Work to do - Return all lines with the word "companies" in them.
*-*-*
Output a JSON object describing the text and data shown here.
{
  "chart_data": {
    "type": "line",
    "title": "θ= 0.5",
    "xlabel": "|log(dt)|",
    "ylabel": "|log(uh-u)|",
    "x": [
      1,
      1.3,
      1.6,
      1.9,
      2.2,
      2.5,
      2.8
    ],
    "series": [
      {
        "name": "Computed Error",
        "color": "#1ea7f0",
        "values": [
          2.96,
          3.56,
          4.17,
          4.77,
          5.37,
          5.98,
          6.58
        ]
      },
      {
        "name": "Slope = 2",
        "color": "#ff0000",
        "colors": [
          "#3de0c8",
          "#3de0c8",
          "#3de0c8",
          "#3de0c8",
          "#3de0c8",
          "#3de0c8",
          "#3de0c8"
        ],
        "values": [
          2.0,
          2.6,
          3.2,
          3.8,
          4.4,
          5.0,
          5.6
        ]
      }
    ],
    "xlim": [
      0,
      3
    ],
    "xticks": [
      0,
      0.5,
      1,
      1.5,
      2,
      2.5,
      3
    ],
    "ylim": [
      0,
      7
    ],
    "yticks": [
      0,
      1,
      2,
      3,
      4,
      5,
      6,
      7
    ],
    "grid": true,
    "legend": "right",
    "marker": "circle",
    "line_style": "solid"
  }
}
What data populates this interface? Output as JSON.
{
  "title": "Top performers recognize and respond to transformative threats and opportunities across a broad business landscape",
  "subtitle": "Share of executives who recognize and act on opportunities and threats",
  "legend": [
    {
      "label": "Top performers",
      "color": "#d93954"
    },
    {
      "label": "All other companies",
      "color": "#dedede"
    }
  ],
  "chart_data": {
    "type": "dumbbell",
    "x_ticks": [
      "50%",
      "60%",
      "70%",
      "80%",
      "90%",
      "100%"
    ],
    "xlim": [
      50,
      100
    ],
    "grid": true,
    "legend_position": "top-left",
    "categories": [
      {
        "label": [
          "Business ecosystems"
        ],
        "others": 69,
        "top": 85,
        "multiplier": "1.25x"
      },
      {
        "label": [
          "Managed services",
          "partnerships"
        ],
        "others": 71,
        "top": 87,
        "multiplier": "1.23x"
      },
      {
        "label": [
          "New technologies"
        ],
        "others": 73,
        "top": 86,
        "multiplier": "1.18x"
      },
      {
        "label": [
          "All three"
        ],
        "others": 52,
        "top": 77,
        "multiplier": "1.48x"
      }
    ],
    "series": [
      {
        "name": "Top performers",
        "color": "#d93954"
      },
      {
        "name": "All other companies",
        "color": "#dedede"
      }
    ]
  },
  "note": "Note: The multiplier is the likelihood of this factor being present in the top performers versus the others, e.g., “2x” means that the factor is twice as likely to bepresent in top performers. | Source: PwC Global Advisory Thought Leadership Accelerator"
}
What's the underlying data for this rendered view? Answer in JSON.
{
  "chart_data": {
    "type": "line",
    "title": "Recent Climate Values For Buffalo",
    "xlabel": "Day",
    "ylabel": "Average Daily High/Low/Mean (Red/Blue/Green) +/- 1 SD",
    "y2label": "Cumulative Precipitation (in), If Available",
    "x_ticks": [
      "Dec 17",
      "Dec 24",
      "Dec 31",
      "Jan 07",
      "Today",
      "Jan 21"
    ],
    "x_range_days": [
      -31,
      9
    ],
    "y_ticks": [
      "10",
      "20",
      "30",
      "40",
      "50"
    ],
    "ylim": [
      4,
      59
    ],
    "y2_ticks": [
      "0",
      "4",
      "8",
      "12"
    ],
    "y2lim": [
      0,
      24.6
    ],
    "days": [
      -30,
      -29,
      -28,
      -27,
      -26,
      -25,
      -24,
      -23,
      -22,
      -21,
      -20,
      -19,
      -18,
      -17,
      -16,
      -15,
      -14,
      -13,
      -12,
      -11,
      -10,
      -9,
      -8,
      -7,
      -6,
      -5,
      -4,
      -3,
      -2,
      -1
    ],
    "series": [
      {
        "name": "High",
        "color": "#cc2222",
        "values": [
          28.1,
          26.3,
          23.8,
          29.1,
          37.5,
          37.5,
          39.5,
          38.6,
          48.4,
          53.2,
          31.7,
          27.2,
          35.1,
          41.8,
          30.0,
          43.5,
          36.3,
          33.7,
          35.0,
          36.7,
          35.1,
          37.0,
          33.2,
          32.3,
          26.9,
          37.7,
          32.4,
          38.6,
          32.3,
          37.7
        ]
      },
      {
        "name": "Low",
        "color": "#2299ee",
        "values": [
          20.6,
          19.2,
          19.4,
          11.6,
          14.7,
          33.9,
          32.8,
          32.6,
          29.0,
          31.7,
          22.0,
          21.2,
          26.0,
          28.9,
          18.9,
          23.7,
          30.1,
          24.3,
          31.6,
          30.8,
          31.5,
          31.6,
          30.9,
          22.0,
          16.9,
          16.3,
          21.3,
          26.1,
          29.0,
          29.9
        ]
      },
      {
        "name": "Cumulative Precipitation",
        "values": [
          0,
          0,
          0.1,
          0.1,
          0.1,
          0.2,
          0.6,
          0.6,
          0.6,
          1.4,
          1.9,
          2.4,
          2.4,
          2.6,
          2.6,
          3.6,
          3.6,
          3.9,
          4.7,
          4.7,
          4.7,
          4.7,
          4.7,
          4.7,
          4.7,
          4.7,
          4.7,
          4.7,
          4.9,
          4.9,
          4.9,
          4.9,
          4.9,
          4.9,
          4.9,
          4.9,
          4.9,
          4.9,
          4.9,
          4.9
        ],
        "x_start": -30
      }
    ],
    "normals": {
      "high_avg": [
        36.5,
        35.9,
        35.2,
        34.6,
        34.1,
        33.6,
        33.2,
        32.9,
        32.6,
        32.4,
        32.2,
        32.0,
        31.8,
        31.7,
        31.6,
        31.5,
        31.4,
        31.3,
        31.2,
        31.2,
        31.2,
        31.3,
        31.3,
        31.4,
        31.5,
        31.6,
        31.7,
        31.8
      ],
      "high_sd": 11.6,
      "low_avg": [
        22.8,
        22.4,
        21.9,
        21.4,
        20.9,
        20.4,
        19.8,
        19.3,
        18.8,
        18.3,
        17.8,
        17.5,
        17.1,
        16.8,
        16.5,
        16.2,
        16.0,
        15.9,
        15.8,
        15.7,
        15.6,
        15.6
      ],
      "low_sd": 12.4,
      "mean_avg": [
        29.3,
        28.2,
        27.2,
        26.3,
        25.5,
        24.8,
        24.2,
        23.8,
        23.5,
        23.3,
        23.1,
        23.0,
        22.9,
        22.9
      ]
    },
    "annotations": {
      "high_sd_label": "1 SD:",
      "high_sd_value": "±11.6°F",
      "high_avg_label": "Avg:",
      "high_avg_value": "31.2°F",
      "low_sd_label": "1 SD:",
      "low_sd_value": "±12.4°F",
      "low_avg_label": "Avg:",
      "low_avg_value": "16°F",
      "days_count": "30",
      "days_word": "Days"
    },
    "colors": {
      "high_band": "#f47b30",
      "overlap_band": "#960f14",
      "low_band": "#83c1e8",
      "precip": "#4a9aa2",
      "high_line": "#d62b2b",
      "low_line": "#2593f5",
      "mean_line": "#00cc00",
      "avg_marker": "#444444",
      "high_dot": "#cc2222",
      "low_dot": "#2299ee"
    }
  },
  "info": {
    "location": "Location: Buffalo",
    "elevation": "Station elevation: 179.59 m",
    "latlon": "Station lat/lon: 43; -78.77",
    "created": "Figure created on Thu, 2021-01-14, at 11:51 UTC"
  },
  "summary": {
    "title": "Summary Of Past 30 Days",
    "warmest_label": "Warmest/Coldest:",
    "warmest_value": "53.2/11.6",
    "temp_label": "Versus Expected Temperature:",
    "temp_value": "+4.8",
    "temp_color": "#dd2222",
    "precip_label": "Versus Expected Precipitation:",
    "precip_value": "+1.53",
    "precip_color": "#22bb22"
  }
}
*-*-*
Expected answer -
      "label": "All other companies",
        "name": "All other companies",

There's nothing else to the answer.